#### Given exercise:
All lines holding the string "handle" are to be shown.

[Stored data entries]
__________

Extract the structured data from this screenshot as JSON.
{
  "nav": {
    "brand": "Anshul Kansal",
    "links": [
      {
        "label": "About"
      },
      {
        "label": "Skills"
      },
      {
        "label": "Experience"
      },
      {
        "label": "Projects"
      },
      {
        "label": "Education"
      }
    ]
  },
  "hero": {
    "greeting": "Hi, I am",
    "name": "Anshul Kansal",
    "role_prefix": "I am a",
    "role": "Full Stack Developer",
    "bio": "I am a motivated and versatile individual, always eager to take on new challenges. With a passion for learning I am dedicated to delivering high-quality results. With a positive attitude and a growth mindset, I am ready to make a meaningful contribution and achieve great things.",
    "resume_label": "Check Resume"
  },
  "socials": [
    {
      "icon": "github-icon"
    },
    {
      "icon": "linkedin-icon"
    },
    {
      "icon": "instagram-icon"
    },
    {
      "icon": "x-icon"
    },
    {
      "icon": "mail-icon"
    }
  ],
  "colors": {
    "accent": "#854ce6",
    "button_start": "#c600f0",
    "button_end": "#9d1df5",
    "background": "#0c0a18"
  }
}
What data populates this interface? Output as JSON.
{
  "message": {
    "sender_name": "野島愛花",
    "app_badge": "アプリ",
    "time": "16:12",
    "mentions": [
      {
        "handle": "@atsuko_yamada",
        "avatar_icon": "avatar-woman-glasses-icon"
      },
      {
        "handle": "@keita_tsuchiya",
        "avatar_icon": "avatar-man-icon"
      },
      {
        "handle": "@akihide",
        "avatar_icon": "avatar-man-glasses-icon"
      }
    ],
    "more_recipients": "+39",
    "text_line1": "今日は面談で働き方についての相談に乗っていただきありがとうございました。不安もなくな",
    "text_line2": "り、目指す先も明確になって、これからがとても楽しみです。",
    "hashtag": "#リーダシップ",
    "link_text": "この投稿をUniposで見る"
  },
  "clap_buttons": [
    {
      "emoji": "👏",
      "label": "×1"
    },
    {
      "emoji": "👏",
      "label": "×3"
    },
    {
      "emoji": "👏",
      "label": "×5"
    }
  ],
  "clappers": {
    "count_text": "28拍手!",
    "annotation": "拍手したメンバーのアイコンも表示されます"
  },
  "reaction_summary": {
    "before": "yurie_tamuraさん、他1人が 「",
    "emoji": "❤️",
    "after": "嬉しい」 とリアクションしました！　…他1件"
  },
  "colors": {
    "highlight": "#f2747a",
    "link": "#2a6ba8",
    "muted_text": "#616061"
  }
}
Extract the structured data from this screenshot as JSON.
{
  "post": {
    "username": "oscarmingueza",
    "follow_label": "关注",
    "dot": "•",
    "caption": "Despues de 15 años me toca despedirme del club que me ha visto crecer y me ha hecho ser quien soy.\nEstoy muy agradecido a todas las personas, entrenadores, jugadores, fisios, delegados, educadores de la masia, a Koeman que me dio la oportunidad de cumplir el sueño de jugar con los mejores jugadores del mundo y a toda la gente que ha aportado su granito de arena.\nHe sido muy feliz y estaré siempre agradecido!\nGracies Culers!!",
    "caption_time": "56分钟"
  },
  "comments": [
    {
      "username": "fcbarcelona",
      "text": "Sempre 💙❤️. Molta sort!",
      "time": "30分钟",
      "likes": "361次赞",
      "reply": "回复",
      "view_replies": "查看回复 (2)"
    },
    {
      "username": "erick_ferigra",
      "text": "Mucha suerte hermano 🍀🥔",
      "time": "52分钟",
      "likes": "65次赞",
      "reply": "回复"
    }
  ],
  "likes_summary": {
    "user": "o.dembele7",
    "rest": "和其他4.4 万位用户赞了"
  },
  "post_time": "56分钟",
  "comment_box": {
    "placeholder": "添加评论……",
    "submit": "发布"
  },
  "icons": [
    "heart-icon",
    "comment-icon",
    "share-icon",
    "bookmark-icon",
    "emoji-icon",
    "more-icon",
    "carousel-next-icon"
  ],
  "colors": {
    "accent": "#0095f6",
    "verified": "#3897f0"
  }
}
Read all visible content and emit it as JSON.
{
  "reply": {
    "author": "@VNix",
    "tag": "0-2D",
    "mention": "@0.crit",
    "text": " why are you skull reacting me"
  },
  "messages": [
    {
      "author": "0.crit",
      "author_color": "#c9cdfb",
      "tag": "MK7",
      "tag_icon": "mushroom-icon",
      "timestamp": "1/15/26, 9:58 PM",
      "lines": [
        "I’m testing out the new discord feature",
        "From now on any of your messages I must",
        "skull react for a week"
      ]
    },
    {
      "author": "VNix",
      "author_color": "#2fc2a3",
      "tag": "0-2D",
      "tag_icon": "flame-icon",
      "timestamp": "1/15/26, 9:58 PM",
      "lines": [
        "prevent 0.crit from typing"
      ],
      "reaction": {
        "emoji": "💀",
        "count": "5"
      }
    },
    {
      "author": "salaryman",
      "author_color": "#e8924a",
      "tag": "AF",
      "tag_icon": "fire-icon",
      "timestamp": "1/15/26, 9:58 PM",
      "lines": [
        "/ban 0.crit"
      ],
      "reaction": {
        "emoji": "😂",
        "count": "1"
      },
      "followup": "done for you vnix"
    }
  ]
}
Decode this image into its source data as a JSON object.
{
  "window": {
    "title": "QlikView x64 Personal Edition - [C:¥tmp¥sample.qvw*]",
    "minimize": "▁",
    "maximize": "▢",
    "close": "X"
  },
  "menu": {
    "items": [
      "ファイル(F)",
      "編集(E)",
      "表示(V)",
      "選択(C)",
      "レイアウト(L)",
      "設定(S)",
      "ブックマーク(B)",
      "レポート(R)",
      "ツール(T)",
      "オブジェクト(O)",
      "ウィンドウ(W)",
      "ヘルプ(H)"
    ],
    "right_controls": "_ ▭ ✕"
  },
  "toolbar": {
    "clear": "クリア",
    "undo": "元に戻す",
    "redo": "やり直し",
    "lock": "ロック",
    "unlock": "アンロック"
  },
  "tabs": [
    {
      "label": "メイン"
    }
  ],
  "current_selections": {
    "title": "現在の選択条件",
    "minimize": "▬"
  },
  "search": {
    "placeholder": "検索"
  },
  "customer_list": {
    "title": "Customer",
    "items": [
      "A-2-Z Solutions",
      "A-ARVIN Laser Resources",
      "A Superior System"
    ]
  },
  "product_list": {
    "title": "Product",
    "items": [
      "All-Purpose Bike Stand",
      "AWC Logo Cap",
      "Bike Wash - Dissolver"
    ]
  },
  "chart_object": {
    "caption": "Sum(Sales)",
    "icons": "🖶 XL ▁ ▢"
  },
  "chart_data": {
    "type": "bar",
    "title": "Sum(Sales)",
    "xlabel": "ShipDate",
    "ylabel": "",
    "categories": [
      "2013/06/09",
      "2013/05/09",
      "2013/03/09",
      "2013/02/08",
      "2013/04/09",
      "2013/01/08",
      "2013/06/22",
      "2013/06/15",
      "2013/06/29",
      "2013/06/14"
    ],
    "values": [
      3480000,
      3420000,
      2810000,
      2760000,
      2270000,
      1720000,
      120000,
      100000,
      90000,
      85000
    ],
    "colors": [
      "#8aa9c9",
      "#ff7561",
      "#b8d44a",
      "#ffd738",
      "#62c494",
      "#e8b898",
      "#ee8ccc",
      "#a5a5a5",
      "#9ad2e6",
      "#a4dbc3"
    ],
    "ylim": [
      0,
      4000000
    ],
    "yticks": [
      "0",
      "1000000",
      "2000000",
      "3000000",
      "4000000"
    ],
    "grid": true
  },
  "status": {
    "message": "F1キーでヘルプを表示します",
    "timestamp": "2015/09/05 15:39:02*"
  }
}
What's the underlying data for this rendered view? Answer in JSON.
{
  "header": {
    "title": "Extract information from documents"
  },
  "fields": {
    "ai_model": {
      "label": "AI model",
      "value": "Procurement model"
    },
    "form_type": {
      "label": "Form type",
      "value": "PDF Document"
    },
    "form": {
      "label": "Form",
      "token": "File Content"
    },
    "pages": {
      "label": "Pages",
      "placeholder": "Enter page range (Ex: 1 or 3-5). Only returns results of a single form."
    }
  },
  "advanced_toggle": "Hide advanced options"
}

__________

#### Result for this task:
        "handle": "@atsuko_yamada",
        "handle": "@keita_tsuchiya",
        "handle": "@akihide",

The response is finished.